> Dataset records
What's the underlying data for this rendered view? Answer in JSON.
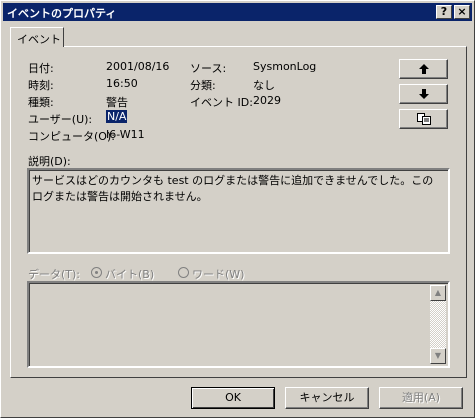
{
  "window": {
    "title": "イベントのプロパティ",
    "help_label": "?",
    "close_label": "×"
  },
  "tab": {
    "label": "イベント"
  },
  "fields": {
    "date_label": "日付:",
    "date": "2001/08/16",
    "time_label": "時刻:",
    "time": "16:50",
    "type_label": "種類:",
    "type": "警告",
    "user_label": "ユーザー(U):",
    "user": "N/A",
    "computer_label": "コンピュータ(O):",
    "computer": "I6-W11",
    "source_label": "ソース:",
    "source": "SysmonLog",
    "category_label": "分類:",
    "category": "なし",
    "event_id_label": "イベント ID:",
    "event_id": "2029"
  },
  "nav": {
    "up_icon": "↑",
    "down_icon": "↓",
    "copy_icon": "copy"
  },
  "description": {
    "label": "説明(D):",
    "text": "サービスはどのカウンタも test のログまたは警告に追加できませんでした。このログまたは警告は開始されません。"
  },
  "data_section": {
    "label": "データ(T):",
    "byte_label": "バイト(B)",
    "word_label": "ワード(W)",
    "selected": "byte"
  },
  "buttons": {
    "ok": "OK",
    "cancel": "キャンセル",
    "apply": "適用(A)"
  }
}
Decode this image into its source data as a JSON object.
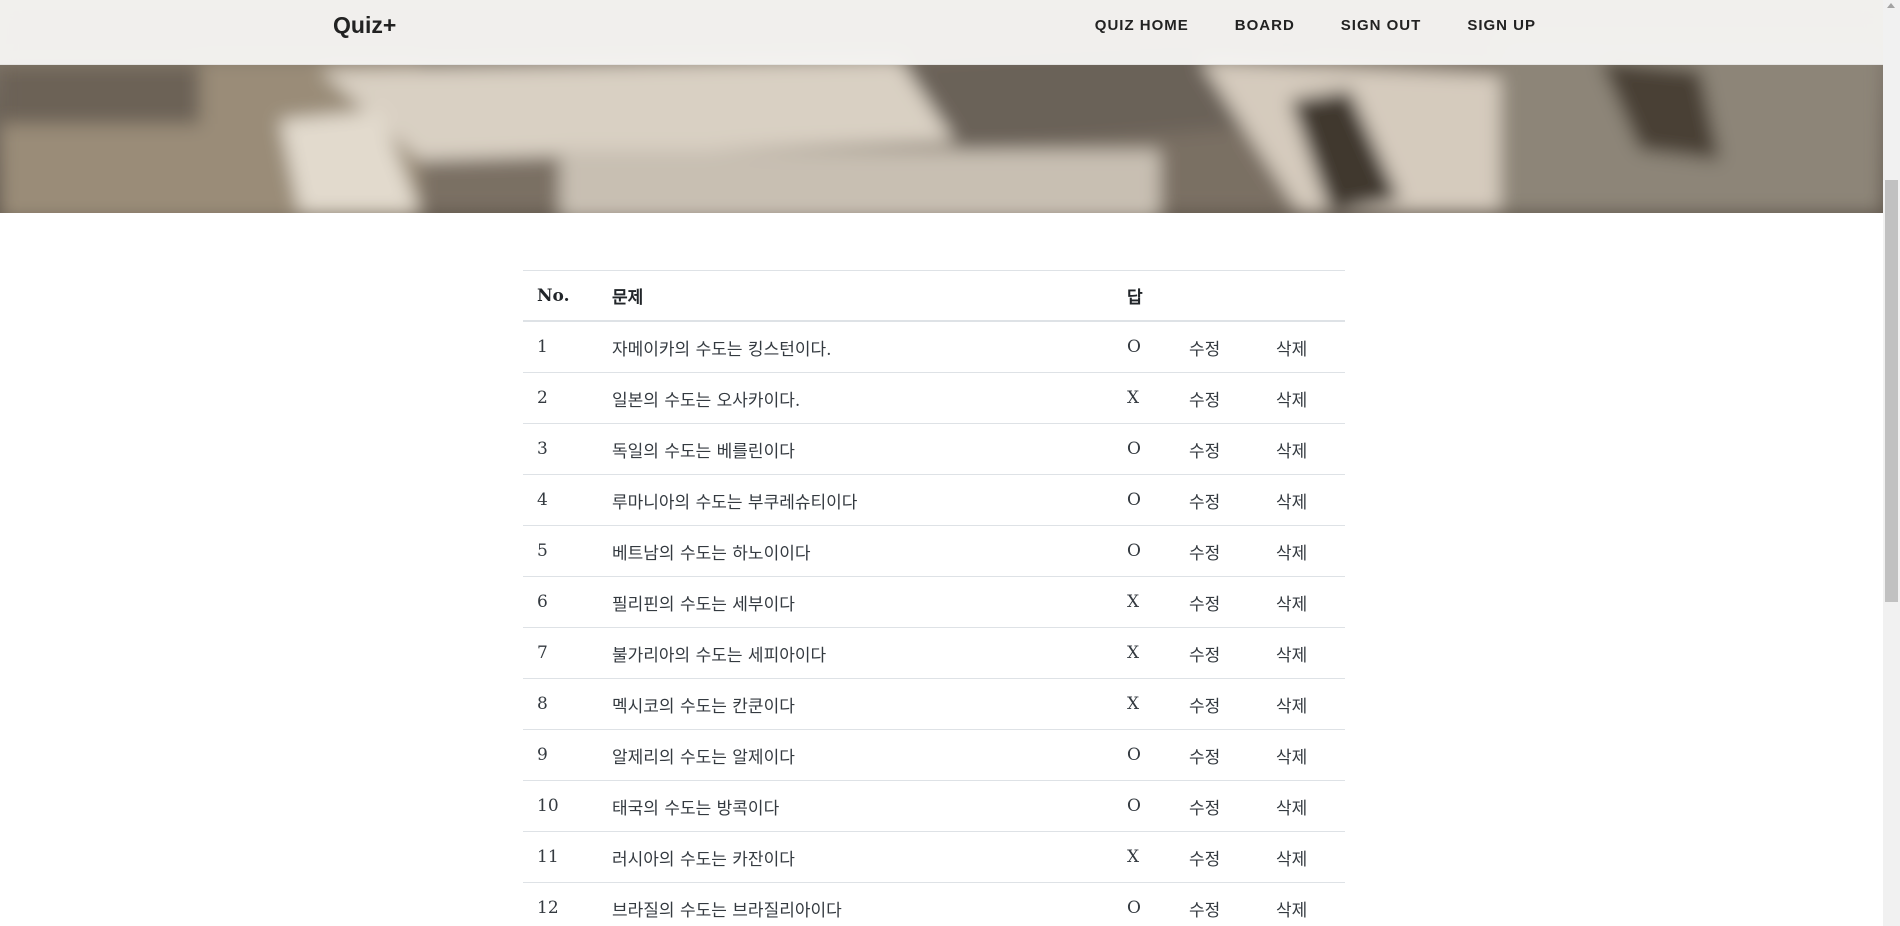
{
  "brand": "Quiz+",
  "nav": [
    {
      "label": "QUIZ HOME"
    },
    {
      "label": "BOARD"
    },
    {
      "label": "SIGN OUT"
    },
    {
      "label": "SIGN UP"
    }
  ],
  "table": {
    "headers": {
      "no": "No.",
      "question": "문제",
      "answer": "답"
    },
    "edit_label": "수정",
    "delete_label": "삭제",
    "rows": [
      {
        "no": "1",
        "question": "자메이카의 수도는 킹스턴이다.",
        "answer": "O"
      },
      {
        "no": "2",
        "question": "일본의 수도는 오사카이다.",
        "answer": "X"
      },
      {
        "no": "3",
        "question": "독일의 수도는 베를린이다",
        "answer": "O"
      },
      {
        "no": "4",
        "question": "루마니아의 수도는 부쿠레슈티이다",
        "answer": "O"
      },
      {
        "no": "5",
        "question": "베트남의 수도는 하노이이다",
        "answer": "O"
      },
      {
        "no": "6",
        "question": "필리핀의 수도는 세부이다",
        "answer": "X"
      },
      {
        "no": "7",
        "question": "불가리아의 수도는 세피아이다",
        "answer": "X"
      },
      {
        "no": "8",
        "question": "멕시코의 수도는 칸쿤이다",
        "answer": "X"
      },
      {
        "no": "9",
        "question": "알제리의 수도는 알제이다",
        "answer": "O"
      },
      {
        "no": "10",
        "question": "태국의 수도는 방콕이다",
        "answer": "O"
      },
      {
        "no": "11",
        "question": "러시아의 수도는 카잔이다",
        "answer": "X"
      },
      {
        "no": "12",
        "question": "브라질의 수도는 브라질리아이다",
        "answer": "O"
      }
    ]
  }
}
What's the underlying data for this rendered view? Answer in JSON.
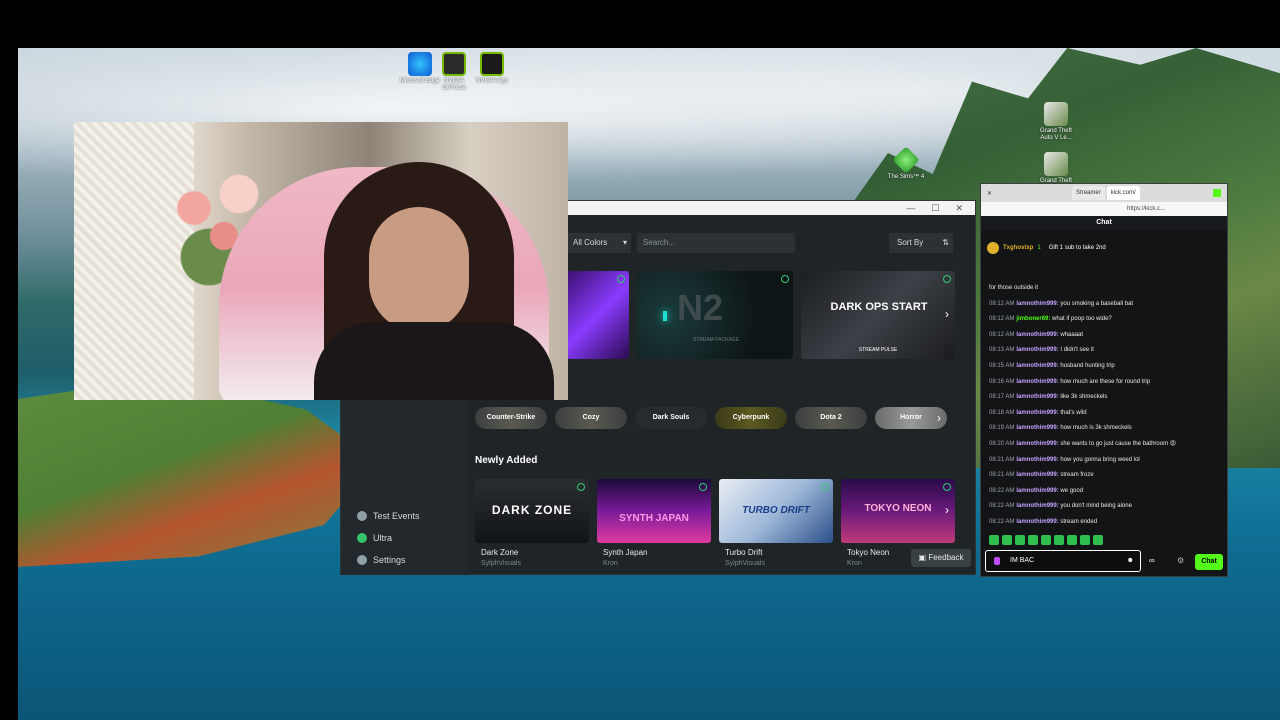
{
  "desktop": {
    "icons": [
      {
        "label": "Microsoft Edge"
      },
      {
        "label": "NVIDIA GeForce"
      },
      {
        "label": "NVIDIA App"
      },
      {
        "label": "The Sims™ 4"
      },
      {
        "label": "Grand Theft Auto V Le..."
      },
      {
        "label": "Grand Theft"
      }
    ]
  },
  "app": {
    "filter_label": "All Colors",
    "search_placeholder": "Search...",
    "sort_label": "Sort By",
    "featured": [
      {
        "title": "N2",
        "subtitle": "STREAM PACKAGE"
      },
      {
        "title": "DARK OPS START",
        "subtitle": "STREAM PULSE"
      }
    ],
    "categories": [
      "Counter-Strike",
      "Cozy",
      "Dark Souls",
      "Cyberpunk",
      "Dota 2",
      "Horror"
    ],
    "sidebar": [
      {
        "label": "Test Events"
      },
      {
        "label": "Ultra"
      },
      {
        "label": "Settings"
      }
    ],
    "newly_added_title": "Newly Added",
    "newly_added": [
      {
        "name": "Dark Zone",
        "author": "SylphVisuals",
        "art": "DARK ZONE"
      },
      {
        "name": "Synth Japan",
        "author": "Kron",
        "art": "SYNTH JAPAN"
      },
      {
        "name": "Turbo Drift",
        "author": "SylphVisuals",
        "art": "TURBO DRIFT"
      },
      {
        "name": "Tokyo Neon",
        "author": "Kron",
        "art": "TOKYO NEON"
      }
    ],
    "feedback_label": "Feedback"
  },
  "browser": {
    "tabs": [
      "Streamer",
      "kick.com/"
    ],
    "url": "https://kick.c...",
    "chat_title": "Chat",
    "pinned": {
      "user": "Txghostxp",
      "count": "1",
      "text": "Gift 1 sub to take 2nd"
    },
    "messages": [
      {
        "time": "",
        "user": "",
        "text": "for those outside it"
      },
      {
        "time": "08:12 AM",
        "user": "lamnothim999:",
        "text": "you smoking a baseball bat"
      },
      {
        "time": "08:12 AM",
        "user": "jimboner69:",
        "text": "what if poop too wide?"
      },
      {
        "time": "08:12 AM",
        "user": "lamnothim999:",
        "text": "whaaaat"
      },
      {
        "time": "08:13 AM",
        "user": "lamnothim999:",
        "text": "I didn't see it"
      },
      {
        "time": "08:15 AM",
        "user": "lamnothim999:",
        "text": "husband hunting trip"
      },
      {
        "time": "08:16 AM",
        "user": "lamnothim999:",
        "text": "how much are these for round trip"
      },
      {
        "time": "08:17 AM",
        "user": "lamnothim999:",
        "text": "like 3k shmeckels"
      },
      {
        "time": "08:18 AM",
        "user": "lamnothim999:",
        "text": "that's wild"
      },
      {
        "time": "08:19 AM",
        "user": "lamnothim999:",
        "text": "how much is 3k shmeckels"
      },
      {
        "time": "08:20 AM",
        "user": "lamnothim999:",
        "text": "she wants to go just cause the bathroom 😡"
      },
      {
        "time": "08:21 AM",
        "user": "lamnothim999:",
        "text": "how you gonna bring weed lol"
      },
      {
        "time": "08:21 AM",
        "user": "lamnothim999:",
        "text": "stream froze"
      },
      {
        "time": "08:22 AM",
        "user": "lamnothim999:",
        "text": "we good"
      },
      {
        "time": "08:22 AM",
        "user": "lamnothim999:",
        "text": "you don't mind being alone"
      },
      {
        "time": "08:22 AM",
        "user": "lamnothim999:",
        "text": "stream ended"
      }
    ],
    "input_value": "IM BAC",
    "send_label": "Chat"
  }
}
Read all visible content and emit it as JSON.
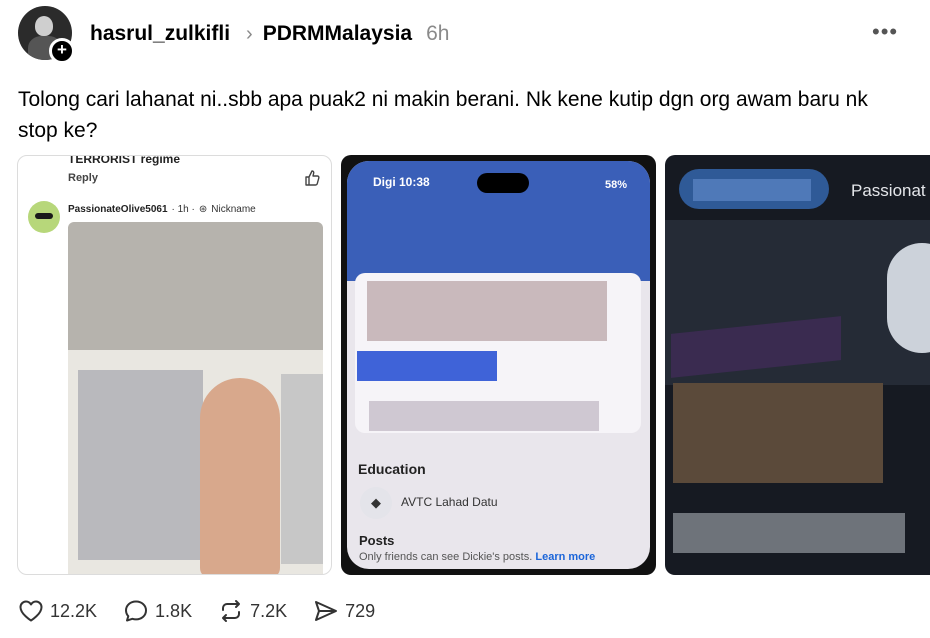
{
  "post": {
    "username": "hasrul_zulkifli",
    "community": "PDRMMalaysia",
    "time": "6h",
    "text": "Tolong cari lahanat ni..sbb apa puak2 ni makin berani. Nk kene kutip dgn org awam baru nk stop ke?"
  },
  "media": {
    "card1": {
      "top_text": "TERRORIST regime",
      "reply_label": "Reply",
      "commenter": "PassionateOlive5061",
      "comment_time": "· 1h ·",
      "nickname_label": "Nickname"
    },
    "card2": {
      "status_carrier": "Digi 10:38",
      "battery": "58%",
      "education_heading": "Education",
      "school": "AVTC Lahad Datu",
      "posts_heading": "Posts",
      "posts_notice": "Only friends can see Dickie's posts.",
      "learn_more": "Learn more"
    },
    "card3": {
      "name_fragment": "Passionat"
    }
  },
  "actions": {
    "likes": "12.2K",
    "comments": "1.8K",
    "reposts": "7.2K",
    "shares": "729"
  }
}
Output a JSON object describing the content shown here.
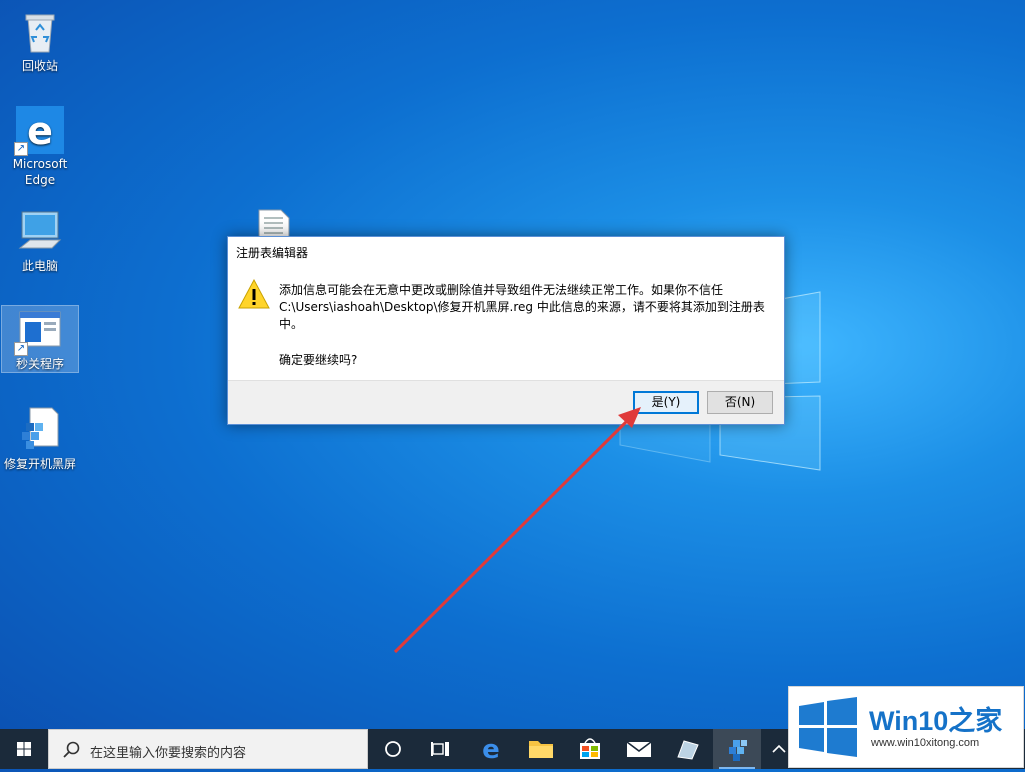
{
  "desktop": {
    "icons": [
      {
        "label": "回收站"
      },
      {
        "label": "Microsoft Edge"
      },
      {
        "label": "此电脑"
      },
      {
        "label": "秒关程序"
      },
      {
        "label": "修复开机黑屏"
      }
    ]
  },
  "dialog": {
    "title": "注册表编辑器",
    "message": "添加信息可能会在无意中更改或删除值并导致组件无法继续正常工作。如果你不信任 C:\\Users\\iashoah\\Desktop\\修复开机黑屏.reg 中此信息的来源，请不要将其添加到注册表中。",
    "question": "确定要继续吗?",
    "yes_label": "是(Y)",
    "no_label": "否(N)"
  },
  "taskbar": {
    "search_placeholder": "在这里输入你要搜索的内容",
    "icons": [
      "cortana-icon",
      "task-view-icon",
      "edge-icon",
      "file-explorer-icon",
      "store-icon",
      "mail-icon",
      "app-icon",
      "regedit-icon",
      "show-hidden-icons"
    ]
  },
  "watermark": {
    "title": "Win10之家",
    "url": "www.win10xitong.com"
  },
  "colors": {
    "accent": "#0078d7",
    "arrow": "#e03a3a"
  }
}
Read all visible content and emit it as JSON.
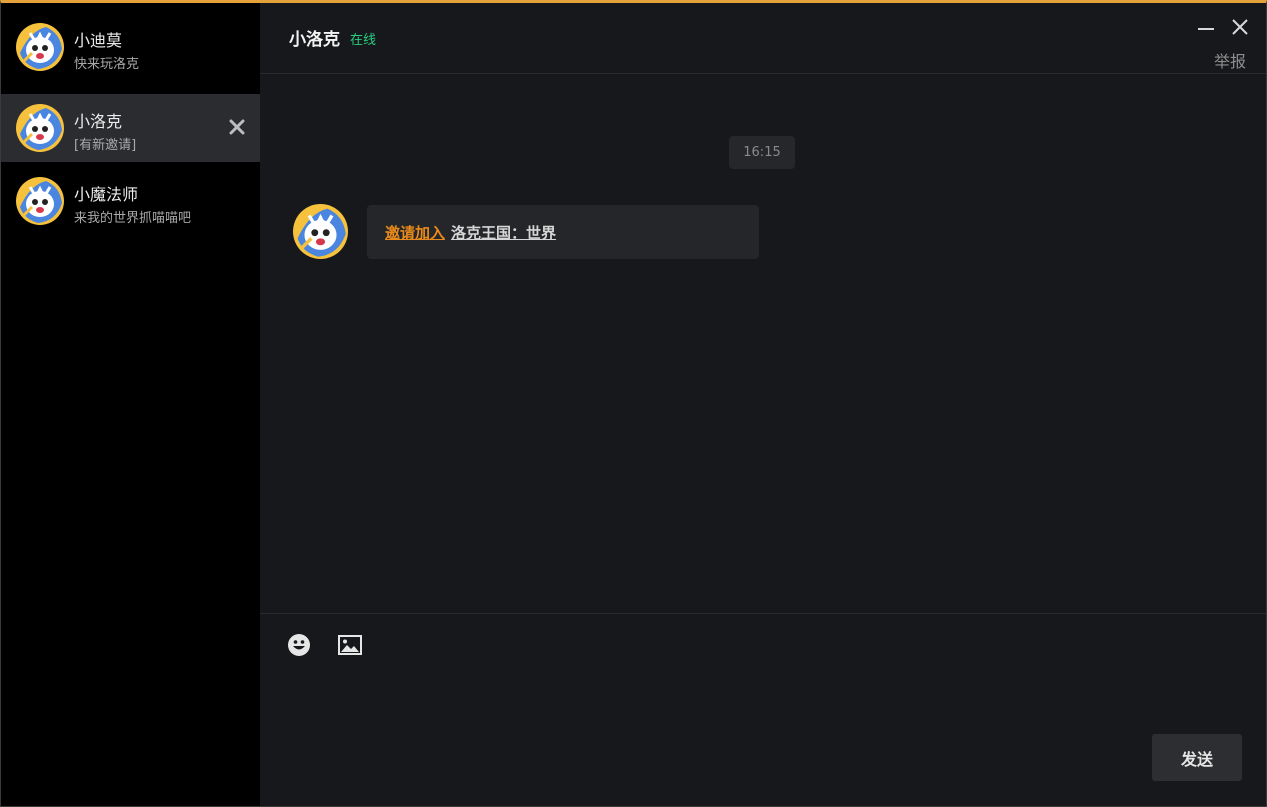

> PROBLEM DESCRIPTION
Looking at the material above, count the lines containing the string "Grand" and reply with the count alone.

> COMPLETED TASK
2